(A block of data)
## Start

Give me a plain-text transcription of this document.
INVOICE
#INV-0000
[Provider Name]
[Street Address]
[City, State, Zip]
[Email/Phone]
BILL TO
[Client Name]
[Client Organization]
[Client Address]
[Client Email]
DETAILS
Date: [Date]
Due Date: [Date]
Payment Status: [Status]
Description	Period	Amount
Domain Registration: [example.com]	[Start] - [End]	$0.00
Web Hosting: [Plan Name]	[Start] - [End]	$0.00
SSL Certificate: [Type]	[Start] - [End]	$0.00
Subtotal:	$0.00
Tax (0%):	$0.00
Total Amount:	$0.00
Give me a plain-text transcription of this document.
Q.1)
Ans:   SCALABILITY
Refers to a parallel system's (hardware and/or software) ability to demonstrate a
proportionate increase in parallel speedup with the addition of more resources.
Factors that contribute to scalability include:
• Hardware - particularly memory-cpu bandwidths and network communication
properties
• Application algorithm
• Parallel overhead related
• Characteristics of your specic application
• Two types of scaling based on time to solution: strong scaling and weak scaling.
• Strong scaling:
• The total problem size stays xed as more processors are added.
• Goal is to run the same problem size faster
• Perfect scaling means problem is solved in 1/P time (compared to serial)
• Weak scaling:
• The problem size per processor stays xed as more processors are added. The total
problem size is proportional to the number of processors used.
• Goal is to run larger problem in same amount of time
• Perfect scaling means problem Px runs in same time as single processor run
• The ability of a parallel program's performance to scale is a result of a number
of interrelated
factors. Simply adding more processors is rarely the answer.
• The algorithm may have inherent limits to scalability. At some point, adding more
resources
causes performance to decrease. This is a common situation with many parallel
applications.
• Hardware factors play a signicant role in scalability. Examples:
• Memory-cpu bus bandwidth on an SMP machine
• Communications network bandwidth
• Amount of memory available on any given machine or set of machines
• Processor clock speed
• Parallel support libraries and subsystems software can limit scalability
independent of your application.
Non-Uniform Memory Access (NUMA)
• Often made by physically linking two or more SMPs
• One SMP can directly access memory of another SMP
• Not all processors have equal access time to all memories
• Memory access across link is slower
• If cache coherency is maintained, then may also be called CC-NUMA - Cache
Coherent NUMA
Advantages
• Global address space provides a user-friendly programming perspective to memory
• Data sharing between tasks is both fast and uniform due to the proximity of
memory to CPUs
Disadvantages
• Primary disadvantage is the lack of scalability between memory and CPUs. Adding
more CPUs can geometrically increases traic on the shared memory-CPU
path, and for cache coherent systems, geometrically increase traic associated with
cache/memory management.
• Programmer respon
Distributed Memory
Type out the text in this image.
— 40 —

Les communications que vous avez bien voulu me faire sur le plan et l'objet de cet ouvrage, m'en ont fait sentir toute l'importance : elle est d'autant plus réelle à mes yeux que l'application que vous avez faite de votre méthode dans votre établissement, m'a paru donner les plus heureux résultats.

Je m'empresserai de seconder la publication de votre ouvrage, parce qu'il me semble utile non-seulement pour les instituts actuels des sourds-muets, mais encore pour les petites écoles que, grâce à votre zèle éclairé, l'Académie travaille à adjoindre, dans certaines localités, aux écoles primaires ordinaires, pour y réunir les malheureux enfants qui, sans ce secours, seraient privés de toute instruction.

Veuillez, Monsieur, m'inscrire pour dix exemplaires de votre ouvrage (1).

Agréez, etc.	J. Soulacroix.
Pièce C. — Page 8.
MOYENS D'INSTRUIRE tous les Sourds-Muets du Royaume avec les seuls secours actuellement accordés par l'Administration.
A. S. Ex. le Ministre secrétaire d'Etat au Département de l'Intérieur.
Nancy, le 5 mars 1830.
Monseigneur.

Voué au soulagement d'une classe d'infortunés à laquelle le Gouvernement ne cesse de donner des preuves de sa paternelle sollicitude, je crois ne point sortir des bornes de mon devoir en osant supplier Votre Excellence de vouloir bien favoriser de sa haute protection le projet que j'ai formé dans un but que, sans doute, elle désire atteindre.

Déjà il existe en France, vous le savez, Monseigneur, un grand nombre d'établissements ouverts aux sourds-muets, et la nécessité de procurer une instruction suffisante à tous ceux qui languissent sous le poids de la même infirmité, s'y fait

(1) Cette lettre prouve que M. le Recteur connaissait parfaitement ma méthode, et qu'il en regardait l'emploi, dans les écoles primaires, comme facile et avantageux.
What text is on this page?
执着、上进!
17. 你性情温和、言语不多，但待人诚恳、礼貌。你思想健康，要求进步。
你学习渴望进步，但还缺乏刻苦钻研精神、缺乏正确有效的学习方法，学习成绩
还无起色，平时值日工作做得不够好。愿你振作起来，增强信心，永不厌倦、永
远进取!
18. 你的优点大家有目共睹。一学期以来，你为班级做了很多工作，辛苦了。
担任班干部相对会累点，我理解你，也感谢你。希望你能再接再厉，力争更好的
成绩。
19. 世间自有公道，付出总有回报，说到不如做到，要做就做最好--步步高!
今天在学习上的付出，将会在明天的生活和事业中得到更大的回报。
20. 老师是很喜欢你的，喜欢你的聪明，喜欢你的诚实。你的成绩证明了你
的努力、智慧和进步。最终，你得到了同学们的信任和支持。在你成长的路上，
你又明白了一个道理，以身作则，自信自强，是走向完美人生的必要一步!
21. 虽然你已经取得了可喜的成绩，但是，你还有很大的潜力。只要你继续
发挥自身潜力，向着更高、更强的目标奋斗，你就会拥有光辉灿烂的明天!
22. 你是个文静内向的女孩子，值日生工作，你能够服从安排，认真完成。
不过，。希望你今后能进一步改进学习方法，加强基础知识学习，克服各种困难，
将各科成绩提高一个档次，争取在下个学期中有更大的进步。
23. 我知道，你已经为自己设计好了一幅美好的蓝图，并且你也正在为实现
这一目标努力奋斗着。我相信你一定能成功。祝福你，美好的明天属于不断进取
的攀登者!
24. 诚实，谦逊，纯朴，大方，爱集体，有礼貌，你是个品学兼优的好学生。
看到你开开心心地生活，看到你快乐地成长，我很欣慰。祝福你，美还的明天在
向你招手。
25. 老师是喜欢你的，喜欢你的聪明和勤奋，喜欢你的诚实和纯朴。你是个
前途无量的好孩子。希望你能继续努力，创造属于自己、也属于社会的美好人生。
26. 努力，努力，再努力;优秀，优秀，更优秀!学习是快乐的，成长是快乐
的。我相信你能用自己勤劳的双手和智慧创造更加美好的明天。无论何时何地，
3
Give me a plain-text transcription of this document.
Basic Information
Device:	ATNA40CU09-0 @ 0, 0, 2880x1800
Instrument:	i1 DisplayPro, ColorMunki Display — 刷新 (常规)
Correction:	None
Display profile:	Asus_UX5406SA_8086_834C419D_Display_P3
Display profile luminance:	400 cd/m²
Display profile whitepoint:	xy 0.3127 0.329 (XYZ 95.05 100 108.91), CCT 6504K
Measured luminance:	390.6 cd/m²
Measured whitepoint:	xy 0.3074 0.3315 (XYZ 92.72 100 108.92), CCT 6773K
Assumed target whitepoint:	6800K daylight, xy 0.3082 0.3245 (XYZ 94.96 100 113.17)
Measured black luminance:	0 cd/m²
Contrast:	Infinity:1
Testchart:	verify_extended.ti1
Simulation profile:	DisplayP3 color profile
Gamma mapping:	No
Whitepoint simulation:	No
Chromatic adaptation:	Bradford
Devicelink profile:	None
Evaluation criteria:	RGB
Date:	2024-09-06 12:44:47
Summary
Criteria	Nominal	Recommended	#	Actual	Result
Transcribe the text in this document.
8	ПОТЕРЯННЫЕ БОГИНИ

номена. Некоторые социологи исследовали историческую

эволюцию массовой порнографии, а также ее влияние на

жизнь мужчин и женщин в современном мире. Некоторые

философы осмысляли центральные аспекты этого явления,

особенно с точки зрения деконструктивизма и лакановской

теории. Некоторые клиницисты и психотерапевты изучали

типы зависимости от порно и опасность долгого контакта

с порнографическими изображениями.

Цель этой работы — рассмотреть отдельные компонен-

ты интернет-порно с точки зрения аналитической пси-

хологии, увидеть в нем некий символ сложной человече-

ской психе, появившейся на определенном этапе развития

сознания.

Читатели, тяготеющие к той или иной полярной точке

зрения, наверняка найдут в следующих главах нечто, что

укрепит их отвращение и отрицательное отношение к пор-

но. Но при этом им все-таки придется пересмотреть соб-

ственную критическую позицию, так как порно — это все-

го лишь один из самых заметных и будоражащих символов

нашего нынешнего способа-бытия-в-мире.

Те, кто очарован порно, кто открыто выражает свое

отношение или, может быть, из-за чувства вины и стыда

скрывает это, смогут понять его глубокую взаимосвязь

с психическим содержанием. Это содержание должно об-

## End

## Written request
Collect the lines of the data that carry the word "instruction".

## Exercise result
Je m'empresserai de seconder la publication de votre ouvrage, parce qu'il me semble utile non-seulement pour les instituts actuels des sourds-muets, mais encore pour les petites écoles que, grâce à votre zèle éclairé, l'Académie travaille à adjoindre, dans certaines localités, aux écoles primaires ordinaires, pour y réunir les malheureux enfants qui, sans ce secours, seraient privés de toute instruction.
Déjà il existe en France, vous le savez, Monseigneur, un grand nombre d'établissements ouverts aux sourds-muets, et la nécessité de procurer une instruction suffisante à tous ceux qui languissent sous le poids de la même infirmité, s'y fait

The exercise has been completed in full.